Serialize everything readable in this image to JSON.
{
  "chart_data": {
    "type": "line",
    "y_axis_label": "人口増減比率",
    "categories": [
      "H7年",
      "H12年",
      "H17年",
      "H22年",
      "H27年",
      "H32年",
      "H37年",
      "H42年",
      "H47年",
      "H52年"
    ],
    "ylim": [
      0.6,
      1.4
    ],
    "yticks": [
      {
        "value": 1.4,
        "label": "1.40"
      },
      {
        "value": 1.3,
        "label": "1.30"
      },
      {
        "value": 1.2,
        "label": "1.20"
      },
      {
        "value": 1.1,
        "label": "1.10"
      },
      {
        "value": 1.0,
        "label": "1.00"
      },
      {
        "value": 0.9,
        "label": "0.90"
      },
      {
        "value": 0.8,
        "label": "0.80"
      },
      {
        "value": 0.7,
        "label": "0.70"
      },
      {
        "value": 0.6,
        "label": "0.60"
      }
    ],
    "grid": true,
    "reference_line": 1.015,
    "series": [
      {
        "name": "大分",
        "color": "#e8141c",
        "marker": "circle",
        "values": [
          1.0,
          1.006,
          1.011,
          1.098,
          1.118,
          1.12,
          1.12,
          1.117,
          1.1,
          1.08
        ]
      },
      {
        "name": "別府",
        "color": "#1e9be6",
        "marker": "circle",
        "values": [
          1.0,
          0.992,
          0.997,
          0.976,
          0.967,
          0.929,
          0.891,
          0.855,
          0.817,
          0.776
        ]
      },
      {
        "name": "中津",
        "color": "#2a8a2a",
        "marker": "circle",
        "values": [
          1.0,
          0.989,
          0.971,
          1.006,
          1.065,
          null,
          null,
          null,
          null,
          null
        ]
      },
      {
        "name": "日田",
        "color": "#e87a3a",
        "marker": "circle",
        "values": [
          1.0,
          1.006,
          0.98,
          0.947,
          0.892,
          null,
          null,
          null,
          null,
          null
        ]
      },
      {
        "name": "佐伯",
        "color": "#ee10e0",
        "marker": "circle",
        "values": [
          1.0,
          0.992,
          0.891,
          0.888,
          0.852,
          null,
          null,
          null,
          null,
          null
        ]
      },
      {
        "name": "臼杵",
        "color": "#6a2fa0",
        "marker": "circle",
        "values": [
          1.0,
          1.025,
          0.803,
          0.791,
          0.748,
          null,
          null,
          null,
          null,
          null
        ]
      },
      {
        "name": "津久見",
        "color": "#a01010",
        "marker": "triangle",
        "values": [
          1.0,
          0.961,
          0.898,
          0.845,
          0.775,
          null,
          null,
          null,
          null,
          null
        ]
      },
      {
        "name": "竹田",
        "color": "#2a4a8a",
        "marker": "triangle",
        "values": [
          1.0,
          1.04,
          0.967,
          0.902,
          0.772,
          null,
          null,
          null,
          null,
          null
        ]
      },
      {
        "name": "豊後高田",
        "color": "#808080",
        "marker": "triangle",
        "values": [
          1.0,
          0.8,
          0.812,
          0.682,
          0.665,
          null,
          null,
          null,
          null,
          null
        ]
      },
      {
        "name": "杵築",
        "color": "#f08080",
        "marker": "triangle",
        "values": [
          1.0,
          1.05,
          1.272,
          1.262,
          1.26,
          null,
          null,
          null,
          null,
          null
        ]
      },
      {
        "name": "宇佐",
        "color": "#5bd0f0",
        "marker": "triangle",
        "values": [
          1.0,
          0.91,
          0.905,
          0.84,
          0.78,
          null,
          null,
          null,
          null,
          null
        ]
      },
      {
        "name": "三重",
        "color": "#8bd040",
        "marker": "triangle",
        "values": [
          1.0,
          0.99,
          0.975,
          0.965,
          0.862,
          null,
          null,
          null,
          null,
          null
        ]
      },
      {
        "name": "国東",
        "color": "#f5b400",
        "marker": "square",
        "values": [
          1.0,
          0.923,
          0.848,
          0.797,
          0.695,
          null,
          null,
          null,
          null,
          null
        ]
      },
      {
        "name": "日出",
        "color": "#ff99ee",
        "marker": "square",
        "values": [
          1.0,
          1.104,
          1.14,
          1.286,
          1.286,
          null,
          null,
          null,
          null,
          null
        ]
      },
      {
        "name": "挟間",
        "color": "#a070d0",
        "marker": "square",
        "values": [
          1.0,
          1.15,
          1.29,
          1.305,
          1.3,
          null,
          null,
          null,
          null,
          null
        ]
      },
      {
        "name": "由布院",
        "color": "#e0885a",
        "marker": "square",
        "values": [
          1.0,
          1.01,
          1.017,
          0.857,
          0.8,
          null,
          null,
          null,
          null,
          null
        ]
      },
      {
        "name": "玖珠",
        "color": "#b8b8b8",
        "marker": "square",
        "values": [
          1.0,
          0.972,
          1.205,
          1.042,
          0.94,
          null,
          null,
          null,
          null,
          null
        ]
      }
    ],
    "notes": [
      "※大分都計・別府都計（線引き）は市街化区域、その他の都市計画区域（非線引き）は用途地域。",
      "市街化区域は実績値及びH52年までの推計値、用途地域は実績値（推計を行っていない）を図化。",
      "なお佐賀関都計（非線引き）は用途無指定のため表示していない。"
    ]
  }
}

===

All of the data needs to be printed once more, exactly.

Serialize everything readable in this image to JSON.
{
  "chart_data": {
    "type": "line",
    "y_axis_label": "人口増減比率",
    "categories": [
      "H7年",
      "H12年",
      "H17年",
      "H22年",
      "H27年",
      "H32年",
      "H37年",
      "H42年",
      "H47年",
      "H52年"
    ],
    "ylim": [
      0.6,
      1.4
    ],
    "yticks": [
      {
        "value": 1.4,
        "label": "1.40"
      },
      {
        "value": 1.3,
        "label": "1.30"
      },
      {
        "value": 1.2,
        "label": "1.20"
      },
      {
        "value": 1.1,
        "label": "1.10"
      },
      {
        "value": 1.0,
        "label": "1.00"
      },
      {
        "value": 0.9,
        "label": "0.90"
      },
      {
        "value": 0.8,
        "label": "0.80"
      },
      {
        "value": 0.7,
        "label": "0.70"
      },
      {
        "value": 0.6,
        "label": "0.60"
      }
    ],
    "grid": true,
    "reference_line": 1.015,
    "series": [
      {
        "name": "大分",
        "color": "#e8141c",
        "marker": "circle",
        "values": [
          1.0,
          1.006,
          1.011,
          1.098,
          1.118,
          1.12,
          1.12,
          1.117,
          1.1,
          1.08
        ]
      },
      {
        "name": "別府",
        "color": "#1e9be6",
        "marker": "circle",
        "values": [
          1.0,
          0.992,
          0.997,
          0.976,
          0.967,
          0.929,
          0.891,
          0.855,
          0.817,
          0.776
        ]
      },
      {
        "name": "中津",
        "color": "#2a8a2a",
        "marker": "circle",
        "values": [
          1.0,
          0.989,
          0.971,
          1.006,
          1.065,
          null,
          null,
          null,
          null,
          null
        ]
      },
      {
        "name": "日田",
        "color": "#e87a3a",
        "marker": "circle",
        "values": [
          1.0,
          1.006,
          0.98,
          0.947,
          0.892,
          null,
          null,
          null,
          null,
          null
        ]
      },
      {
        "name": "佐伯",
        "color": "#ee10e0",
        "marker": "circle",
        "values": [
          1.0,
          0.992,
          0.891,
          0.888,
          0.852,
          null,
          null,
          null,
          null,
          null
        ]
      },
      {
        "name": "臼杵",
        "color": "#6a2fa0",
        "marker": "circle",
        "values": [
          1.0,
          1.025,
          0.803,
          0.791,
          0.748,
          null,
          null,
          null,
          null,
          null
        ]
      },
      {
        "name": "津久見",
        "color": "#a01010",
        "marker": "triangle",
        "values": [
          1.0,
          0.961,
          0.898,
          0.845,
          0.775,
          null,
          null,
          null,
          null,
          null
        ]
      },
      {
        "name": "竹田",
        "color": "#2a4a8a",
        "marker": "triangle",
        "values": [
          1.0,
          1.04,
          0.967,
          0.902,
          0.772,
          null,
          null,
          null,
          null,
          null
        ]
      },
      {
        "name": "豊後高田",
        "color": "#808080",
        "marker": "triangle",
        "values": [
          1.0,
          0.8,
          0.812,
          0.682,
          0.665,
          null,
          null,
          null,
          null,
          null
        ]
      },
      {
        "name": "杵築",
        "color": "#f08080",
        "marker": "triangle",
        "values": [
          1.0,
          1.05,
          1.272,
          1.262,
          1.26,
          null,
          null,
          null,
          null,
          null
        ]
      },
      {
        "name": "宇佐",
        "color": "#5bd0f0",
        "marker": "triangle",
        "values": [
          1.0,
          0.91,
          0.905,
          0.84,
          0.78,
          null,
          null,
          null,
          null,
          null
        ]
      },
      {
        "name": "三重",
        "color": "#8bd040",
        "marker": "triangle",
        "values": [
          1.0,
          0.99,
          0.975,
          0.965,
          0.862,
          null,
          null,
          null,
          null,
          null
        ]
      },
      {
        "name": "国東",
        "color": "#f5b400",
        "marker": "square",
        "values": [
          1.0,
          0.923,
          0.848,
          0.797,
          0.695,
          null,
          null,
          null,
          null,
          null
        ]
      },
      {
        "name": "日出",
        "color": "#ff99ee",
        "marker": "square",
        "values": [
          1.0,
          1.104,
          1.14,
          1.286,
          1.286,
          null,
          null,
          null,
          null,
          null
        ]
      },
      {
        "name": "挟間",
        "color": "#a070d0",
        "marker": "square",
        "values": [
          1.0,
          1.15,
          1.29,
          1.305,
          1.3,
          null,
          null,
          null,
          null,
          null
        ]
      },
      {
        "name": "由布院",
        "color": "#e0885a",
        "marker": "square",
        "values": [
          1.0,
          1.01,
          1.017,
          0.857,
          0.8,
          null,
          null,
          null,
          null,
          null
        ]
      },
      {
        "name": "玖珠",
        "color": "#b8b8b8",
        "marker": "square",
        "values": [
          1.0,
          0.972,
          1.205,
          1.042,
          0.94,
          null,
          null,
          null,
          null,
          null
        ]
      }
    ],
    "notes": [
      "※大分都計・別府都計（線引き）は市街化区域、その他の都市計画区域（非線引き）は用途地域。",
      "市街化区域は実績値及びH52年までの推計値、用途地域は実績値（推計を行っていない）を図化。",
      "なお佐賀関都計（非線引き）は用途無指定のため表示していない。"
    ]
  }
}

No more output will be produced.